STORED RECORDS:
---------------

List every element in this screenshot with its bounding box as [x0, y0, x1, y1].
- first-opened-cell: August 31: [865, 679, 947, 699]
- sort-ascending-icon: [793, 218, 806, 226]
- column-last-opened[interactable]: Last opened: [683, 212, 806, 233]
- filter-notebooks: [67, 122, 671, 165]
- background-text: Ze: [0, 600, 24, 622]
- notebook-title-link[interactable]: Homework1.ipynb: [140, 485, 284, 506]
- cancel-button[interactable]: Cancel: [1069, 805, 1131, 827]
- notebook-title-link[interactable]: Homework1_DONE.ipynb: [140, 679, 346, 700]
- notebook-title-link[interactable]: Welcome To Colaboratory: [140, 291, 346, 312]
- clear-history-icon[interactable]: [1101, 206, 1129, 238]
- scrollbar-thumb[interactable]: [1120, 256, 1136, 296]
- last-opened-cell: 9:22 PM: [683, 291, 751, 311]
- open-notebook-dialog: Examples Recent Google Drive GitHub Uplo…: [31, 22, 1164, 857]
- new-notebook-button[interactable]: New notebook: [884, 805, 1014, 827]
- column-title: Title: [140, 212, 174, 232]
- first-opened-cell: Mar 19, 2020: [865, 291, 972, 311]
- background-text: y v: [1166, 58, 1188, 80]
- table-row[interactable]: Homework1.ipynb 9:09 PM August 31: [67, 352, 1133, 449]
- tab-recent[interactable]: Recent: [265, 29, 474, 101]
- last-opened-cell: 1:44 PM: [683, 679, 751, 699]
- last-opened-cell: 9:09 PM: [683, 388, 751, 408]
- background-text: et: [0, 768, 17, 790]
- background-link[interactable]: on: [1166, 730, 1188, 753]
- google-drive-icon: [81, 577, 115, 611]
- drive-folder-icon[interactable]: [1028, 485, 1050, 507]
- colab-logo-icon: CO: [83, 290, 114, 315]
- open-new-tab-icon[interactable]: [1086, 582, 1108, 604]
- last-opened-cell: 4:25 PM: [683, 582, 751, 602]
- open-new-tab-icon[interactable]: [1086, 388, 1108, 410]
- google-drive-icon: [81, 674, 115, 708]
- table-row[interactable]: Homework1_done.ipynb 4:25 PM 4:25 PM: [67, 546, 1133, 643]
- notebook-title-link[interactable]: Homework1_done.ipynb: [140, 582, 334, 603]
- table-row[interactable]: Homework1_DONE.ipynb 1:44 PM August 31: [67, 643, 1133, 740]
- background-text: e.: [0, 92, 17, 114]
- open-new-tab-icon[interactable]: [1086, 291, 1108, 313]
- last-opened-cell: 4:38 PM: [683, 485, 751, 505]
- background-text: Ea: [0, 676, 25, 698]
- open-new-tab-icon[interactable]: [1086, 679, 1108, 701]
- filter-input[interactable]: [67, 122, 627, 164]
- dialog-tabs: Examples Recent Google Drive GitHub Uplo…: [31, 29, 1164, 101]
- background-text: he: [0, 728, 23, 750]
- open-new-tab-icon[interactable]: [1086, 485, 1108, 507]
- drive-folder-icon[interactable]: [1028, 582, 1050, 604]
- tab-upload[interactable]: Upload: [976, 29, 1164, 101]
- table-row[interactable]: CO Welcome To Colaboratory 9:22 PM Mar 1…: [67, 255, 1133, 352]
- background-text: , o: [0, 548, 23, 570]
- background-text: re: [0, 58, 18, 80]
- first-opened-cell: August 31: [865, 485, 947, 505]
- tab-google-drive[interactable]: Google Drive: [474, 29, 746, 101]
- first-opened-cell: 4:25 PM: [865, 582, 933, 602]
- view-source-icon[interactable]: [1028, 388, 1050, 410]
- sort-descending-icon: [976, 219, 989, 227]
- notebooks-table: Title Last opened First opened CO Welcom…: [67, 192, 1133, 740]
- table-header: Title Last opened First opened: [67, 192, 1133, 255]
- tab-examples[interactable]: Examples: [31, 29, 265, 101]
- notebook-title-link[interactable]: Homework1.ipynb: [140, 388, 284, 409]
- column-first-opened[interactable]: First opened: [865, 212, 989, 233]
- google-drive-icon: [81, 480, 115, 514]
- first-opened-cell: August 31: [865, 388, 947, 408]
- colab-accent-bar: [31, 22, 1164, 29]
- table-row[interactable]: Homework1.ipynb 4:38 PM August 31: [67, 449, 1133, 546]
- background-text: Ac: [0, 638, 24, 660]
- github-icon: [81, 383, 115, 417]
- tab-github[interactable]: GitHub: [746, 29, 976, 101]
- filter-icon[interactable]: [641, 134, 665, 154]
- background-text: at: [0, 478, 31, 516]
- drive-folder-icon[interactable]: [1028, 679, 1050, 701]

---------------

TASK PROMPT: Find each line in the data above that contains the string "text", and reproduce every such line in full.

THE REPLY:
- background-text: Ze: [0, 600, 24, 622]
- background-text: y v: [1166, 58, 1188, 80]
- background-text: et: [0, 768, 17, 790]
- background-text: e.: [0, 92, 17, 114]
- background-text: Ea: [0, 676, 25, 698]
- background-text: he: [0, 728, 23, 750]
- background-text: , o: [0, 548, 23, 570]
- background-text: re: [0, 58, 18, 80]
- background-text: Ac: [0, 638, 24, 660]
- background-text: at: [0, 478, 31, 516]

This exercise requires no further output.